### Set problem
Give only the number of lines where "without" occurs.

──────── Records supplied

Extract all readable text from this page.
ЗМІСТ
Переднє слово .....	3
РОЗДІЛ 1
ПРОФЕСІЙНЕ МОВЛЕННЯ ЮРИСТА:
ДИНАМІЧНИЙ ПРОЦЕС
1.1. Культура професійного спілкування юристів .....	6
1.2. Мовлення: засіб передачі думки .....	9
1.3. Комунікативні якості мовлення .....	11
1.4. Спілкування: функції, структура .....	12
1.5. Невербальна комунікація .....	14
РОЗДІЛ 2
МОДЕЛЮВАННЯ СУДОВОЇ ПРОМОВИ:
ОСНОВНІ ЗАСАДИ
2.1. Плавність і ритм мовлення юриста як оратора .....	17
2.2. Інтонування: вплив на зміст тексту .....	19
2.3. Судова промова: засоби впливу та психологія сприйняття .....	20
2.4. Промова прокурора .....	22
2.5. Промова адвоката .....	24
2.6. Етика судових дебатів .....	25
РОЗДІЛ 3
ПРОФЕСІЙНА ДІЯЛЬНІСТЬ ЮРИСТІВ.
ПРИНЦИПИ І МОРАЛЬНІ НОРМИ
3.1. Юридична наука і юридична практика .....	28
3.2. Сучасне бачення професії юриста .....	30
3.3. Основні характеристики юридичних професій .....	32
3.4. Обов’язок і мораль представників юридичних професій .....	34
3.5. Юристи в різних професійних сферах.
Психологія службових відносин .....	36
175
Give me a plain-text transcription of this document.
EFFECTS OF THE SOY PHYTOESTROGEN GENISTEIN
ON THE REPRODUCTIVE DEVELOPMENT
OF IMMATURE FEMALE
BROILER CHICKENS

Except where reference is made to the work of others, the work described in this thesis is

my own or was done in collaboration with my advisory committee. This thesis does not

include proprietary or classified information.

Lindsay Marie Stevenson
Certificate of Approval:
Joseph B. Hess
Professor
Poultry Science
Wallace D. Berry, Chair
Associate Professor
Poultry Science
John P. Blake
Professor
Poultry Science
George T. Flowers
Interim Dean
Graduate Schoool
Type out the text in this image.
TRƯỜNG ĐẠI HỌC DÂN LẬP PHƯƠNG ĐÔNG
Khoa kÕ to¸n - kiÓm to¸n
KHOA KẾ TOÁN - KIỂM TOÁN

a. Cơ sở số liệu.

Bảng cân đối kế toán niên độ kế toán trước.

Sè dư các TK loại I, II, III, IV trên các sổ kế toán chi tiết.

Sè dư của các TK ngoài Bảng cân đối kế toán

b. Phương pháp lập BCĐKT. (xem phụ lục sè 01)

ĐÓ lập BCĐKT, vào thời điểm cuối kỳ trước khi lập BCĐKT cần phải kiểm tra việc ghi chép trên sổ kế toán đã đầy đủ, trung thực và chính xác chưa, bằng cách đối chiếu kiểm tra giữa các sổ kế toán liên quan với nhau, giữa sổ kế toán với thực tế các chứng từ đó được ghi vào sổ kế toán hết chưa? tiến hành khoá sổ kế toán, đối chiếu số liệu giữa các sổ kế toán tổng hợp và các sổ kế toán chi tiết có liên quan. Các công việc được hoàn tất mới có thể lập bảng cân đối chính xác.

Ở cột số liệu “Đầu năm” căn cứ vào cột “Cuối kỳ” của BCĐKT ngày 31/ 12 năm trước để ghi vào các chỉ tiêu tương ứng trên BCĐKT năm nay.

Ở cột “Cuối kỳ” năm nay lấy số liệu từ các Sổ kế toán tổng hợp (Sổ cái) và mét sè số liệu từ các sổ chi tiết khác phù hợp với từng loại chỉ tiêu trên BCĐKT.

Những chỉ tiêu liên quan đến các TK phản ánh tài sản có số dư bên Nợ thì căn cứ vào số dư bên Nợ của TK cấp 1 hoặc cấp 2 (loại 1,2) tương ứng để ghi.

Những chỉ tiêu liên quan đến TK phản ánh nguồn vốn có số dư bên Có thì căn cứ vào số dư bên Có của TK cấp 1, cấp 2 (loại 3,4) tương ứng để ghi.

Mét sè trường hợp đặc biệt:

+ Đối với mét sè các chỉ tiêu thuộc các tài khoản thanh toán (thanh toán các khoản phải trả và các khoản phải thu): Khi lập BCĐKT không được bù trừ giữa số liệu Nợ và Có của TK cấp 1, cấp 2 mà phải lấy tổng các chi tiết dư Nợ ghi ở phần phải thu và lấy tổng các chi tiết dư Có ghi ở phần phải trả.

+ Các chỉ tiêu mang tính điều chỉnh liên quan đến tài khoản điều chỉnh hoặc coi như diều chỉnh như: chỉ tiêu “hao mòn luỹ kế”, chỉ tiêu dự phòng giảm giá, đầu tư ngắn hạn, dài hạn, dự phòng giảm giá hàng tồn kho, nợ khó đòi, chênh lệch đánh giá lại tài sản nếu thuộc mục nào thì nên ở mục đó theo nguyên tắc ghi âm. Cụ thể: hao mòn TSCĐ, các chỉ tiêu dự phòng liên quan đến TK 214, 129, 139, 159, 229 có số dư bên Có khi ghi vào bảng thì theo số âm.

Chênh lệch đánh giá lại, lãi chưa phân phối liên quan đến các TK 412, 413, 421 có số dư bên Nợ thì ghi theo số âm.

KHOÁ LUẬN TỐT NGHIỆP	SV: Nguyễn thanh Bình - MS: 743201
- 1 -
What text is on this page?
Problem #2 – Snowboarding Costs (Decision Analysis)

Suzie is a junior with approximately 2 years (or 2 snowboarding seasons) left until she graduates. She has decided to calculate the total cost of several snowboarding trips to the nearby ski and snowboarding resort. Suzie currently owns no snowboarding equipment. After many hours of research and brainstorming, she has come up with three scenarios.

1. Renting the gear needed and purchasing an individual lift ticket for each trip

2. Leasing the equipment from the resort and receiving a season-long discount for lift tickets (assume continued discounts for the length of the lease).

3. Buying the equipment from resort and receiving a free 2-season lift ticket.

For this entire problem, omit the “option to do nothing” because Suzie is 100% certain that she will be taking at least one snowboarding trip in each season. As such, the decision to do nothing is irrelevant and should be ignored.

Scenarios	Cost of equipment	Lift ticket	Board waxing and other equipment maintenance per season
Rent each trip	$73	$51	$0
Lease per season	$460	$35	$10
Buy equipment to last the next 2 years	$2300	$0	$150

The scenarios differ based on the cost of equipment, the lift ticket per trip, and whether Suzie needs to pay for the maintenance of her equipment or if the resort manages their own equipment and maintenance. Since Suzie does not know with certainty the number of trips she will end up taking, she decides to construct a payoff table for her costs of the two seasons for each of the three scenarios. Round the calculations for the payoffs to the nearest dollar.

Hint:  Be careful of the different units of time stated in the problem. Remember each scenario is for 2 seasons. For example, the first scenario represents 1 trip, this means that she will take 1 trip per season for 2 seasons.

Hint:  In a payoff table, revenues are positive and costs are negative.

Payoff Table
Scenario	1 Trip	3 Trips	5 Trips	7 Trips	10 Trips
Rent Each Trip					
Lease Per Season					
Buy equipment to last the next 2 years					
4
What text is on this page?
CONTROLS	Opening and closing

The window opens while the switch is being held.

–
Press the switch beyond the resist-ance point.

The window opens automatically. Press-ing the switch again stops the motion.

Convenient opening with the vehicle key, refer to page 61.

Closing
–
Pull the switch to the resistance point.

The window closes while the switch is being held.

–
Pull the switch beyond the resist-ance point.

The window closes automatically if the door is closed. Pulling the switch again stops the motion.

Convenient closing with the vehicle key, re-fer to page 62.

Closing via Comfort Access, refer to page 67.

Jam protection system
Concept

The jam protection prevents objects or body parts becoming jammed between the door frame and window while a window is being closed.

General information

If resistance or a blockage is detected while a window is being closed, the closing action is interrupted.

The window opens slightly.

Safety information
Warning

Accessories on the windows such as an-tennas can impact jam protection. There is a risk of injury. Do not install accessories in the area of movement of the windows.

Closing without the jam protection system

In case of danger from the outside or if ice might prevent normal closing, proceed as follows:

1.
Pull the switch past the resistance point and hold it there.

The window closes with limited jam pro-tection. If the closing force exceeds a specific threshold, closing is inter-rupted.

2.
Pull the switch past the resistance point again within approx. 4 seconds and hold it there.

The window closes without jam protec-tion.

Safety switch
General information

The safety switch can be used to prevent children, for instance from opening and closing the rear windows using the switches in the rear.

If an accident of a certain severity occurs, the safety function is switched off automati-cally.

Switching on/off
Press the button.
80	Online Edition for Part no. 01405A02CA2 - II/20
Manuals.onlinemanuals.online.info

────────────────

### Exercise response
2